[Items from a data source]
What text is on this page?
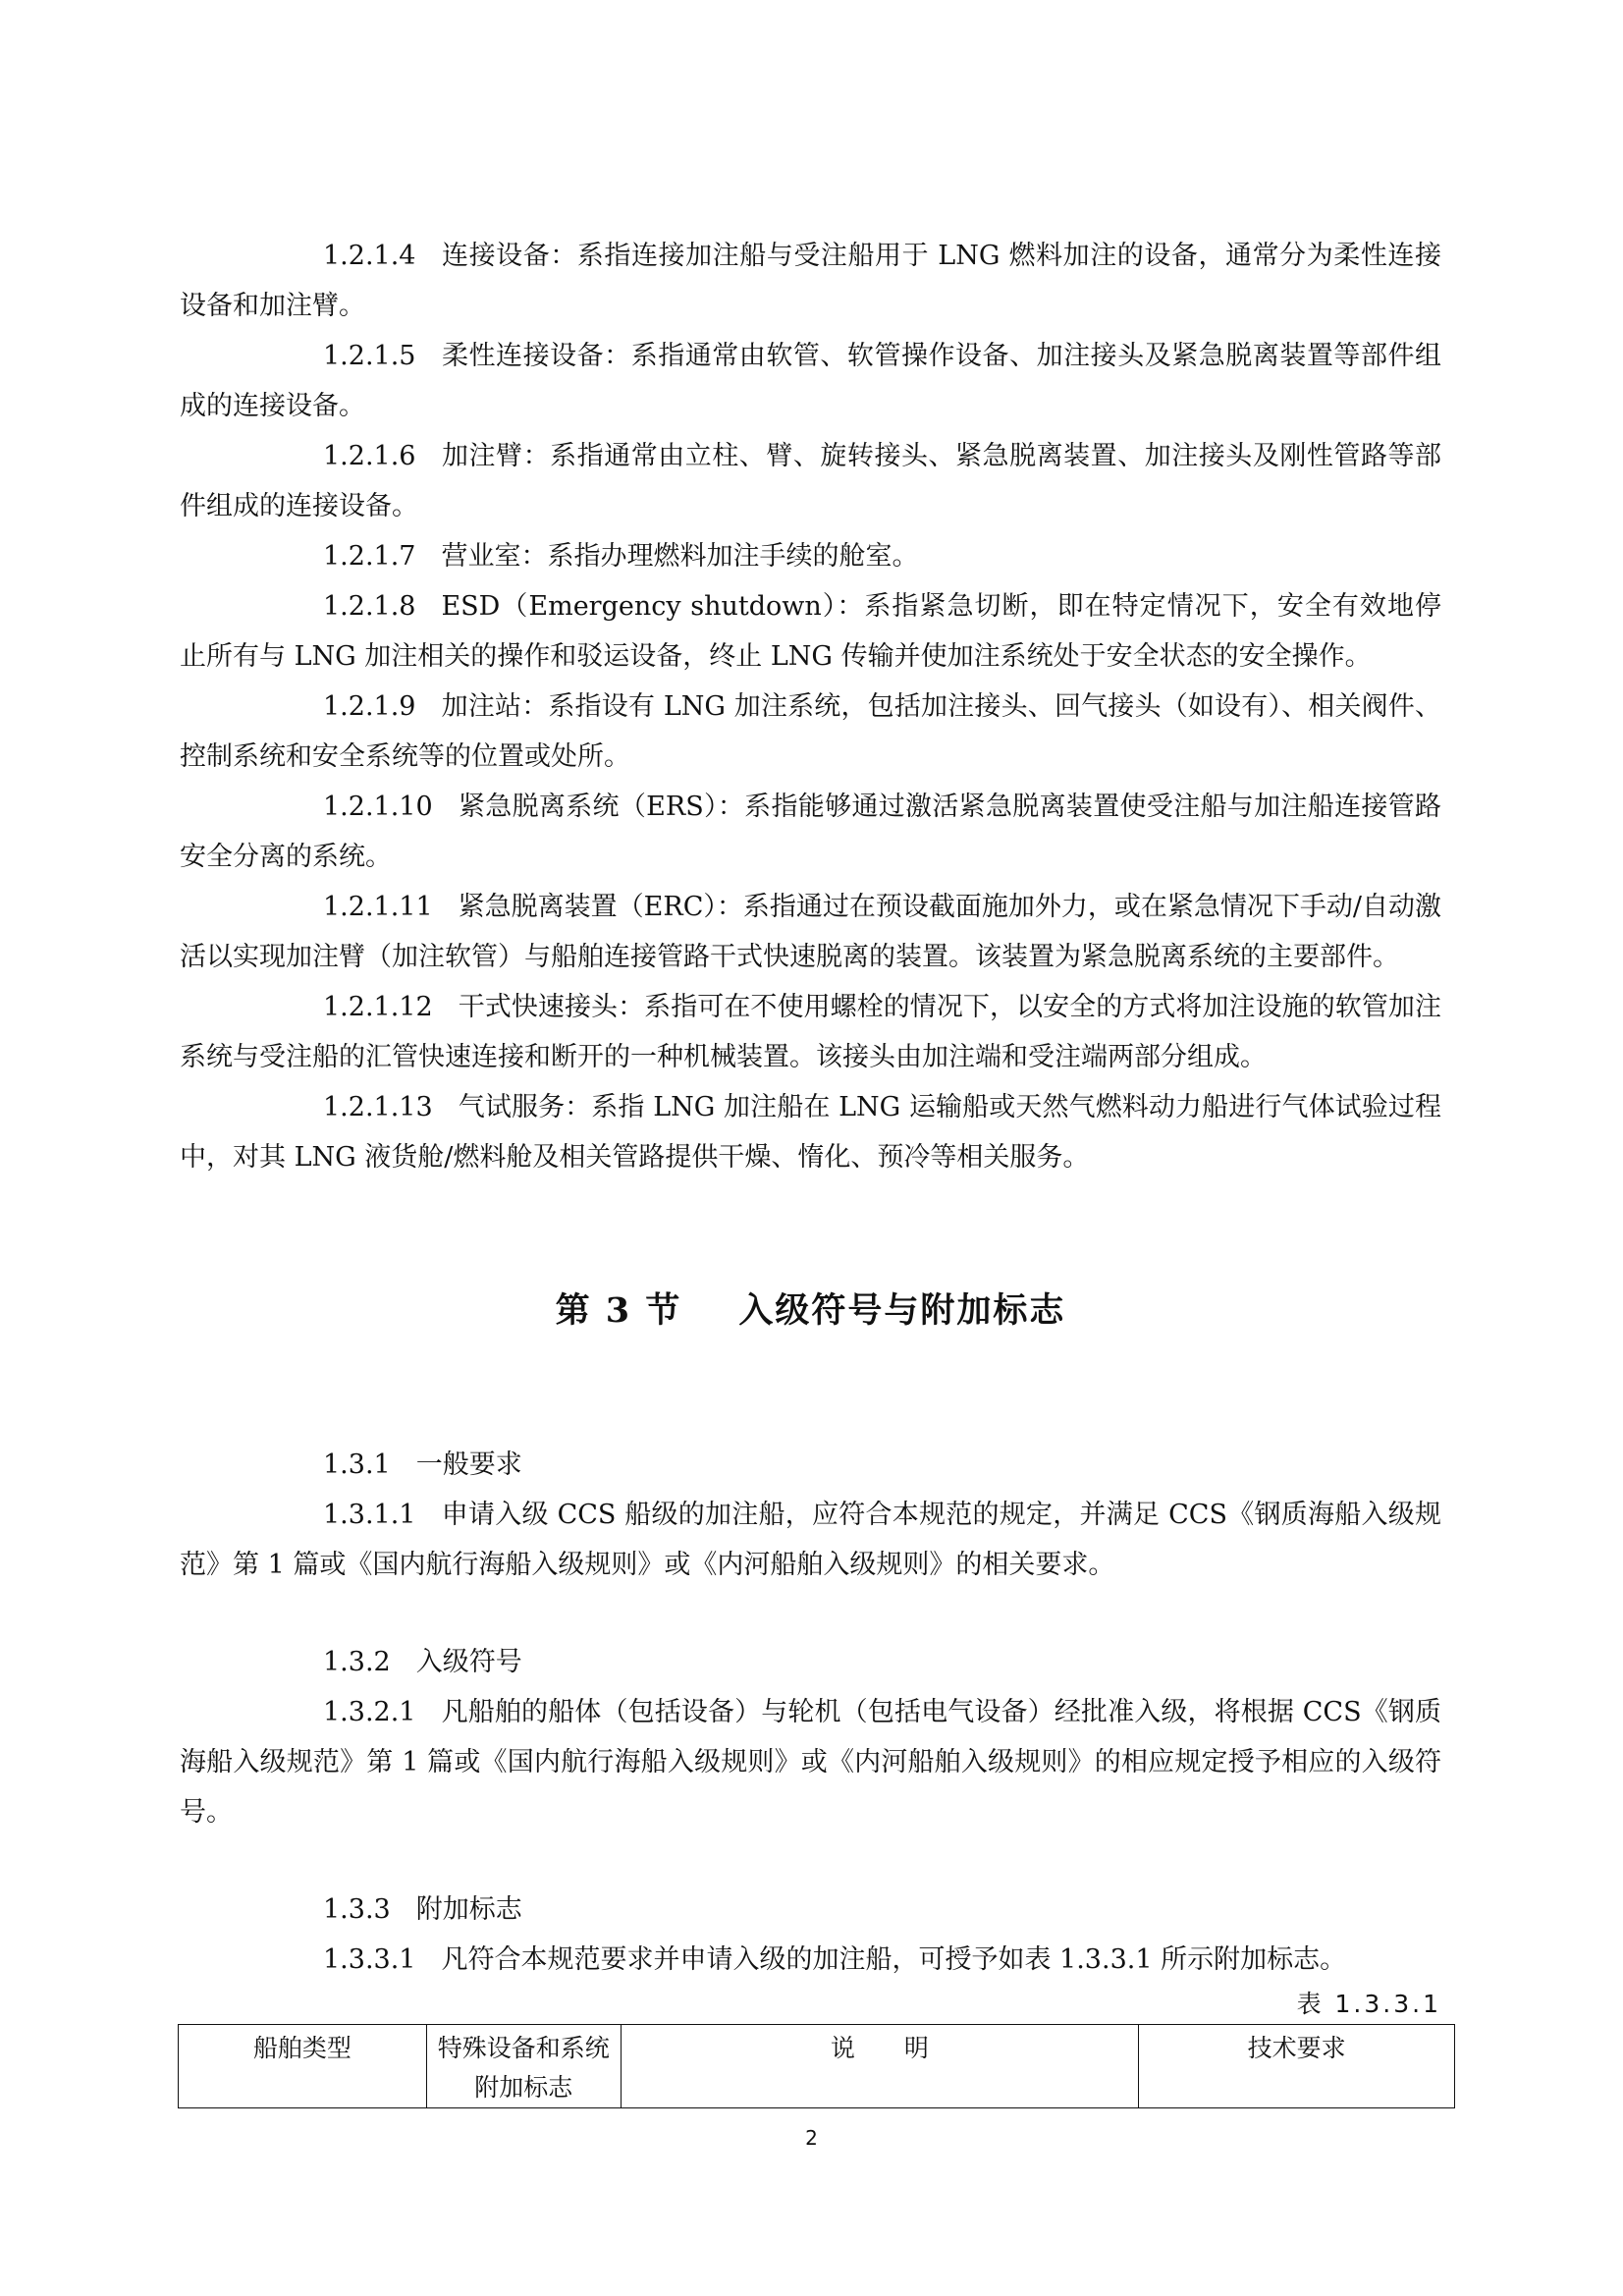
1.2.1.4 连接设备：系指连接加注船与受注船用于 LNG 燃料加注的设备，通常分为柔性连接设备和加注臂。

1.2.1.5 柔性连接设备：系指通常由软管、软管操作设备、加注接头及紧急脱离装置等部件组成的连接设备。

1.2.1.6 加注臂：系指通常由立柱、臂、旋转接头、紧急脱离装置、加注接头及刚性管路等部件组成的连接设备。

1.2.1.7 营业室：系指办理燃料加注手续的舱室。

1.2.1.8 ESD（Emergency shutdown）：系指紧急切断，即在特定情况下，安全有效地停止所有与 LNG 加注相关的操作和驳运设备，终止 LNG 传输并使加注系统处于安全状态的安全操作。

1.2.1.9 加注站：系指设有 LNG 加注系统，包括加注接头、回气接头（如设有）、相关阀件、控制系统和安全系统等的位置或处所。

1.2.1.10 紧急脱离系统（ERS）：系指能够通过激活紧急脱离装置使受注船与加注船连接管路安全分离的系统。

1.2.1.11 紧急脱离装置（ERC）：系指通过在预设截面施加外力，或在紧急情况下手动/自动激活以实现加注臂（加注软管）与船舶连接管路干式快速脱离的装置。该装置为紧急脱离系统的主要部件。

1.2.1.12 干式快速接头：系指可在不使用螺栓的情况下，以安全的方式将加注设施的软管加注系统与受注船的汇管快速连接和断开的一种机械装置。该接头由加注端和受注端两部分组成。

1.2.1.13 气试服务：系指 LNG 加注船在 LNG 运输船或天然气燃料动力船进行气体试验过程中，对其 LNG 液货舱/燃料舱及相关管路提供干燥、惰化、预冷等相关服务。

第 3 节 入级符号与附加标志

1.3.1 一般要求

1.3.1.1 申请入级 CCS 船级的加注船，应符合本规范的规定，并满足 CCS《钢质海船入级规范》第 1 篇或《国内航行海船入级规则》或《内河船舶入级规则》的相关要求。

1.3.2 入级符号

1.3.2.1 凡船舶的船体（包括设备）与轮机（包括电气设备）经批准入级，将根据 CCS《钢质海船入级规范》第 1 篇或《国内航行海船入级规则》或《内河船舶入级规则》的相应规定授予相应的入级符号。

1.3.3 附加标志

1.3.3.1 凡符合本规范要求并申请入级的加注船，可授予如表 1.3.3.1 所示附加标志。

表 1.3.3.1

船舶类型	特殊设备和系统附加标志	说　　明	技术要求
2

--

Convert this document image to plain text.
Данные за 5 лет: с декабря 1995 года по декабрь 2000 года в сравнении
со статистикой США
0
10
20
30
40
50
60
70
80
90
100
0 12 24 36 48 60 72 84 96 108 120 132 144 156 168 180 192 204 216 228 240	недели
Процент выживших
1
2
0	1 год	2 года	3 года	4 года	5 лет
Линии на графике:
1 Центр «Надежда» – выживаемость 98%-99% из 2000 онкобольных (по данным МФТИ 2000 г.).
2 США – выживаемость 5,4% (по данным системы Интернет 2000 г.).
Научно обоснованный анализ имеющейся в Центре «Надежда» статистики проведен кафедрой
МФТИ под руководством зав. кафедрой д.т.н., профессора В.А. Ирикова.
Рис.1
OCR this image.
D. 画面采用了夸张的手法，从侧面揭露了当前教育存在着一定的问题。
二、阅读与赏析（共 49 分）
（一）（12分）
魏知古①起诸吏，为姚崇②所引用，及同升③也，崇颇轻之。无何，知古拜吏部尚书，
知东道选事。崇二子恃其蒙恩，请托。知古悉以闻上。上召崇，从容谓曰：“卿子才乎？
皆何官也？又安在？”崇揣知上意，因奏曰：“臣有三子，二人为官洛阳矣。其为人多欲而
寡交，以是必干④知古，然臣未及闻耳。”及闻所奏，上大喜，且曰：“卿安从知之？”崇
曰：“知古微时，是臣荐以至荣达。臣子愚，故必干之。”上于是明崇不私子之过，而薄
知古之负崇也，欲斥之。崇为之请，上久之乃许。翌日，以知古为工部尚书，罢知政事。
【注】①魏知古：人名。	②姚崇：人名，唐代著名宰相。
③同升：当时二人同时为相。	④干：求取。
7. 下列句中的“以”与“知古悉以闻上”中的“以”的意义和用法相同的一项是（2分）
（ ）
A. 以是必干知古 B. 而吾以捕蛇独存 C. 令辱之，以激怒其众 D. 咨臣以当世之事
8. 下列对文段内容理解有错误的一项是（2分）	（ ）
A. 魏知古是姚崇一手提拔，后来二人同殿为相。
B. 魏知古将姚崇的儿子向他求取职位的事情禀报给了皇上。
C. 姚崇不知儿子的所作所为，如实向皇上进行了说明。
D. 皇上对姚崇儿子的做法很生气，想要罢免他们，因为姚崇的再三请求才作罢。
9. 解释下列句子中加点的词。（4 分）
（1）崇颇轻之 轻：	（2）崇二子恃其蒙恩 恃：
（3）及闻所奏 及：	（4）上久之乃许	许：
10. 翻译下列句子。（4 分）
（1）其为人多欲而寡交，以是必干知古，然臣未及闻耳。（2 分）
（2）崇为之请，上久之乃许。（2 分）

**Your instructions**
Show each line in the entries that holds the string "以是必干知古".

**Solution to the exercise**
A. 以是必干知古 B. 而吾以捕蛇独存 C. 令辱之，以激怒其众 D. 咨臣以当世之事
（1）其为人多欲而寡交，以是必干知古，然臣未及闻耳。（2 分）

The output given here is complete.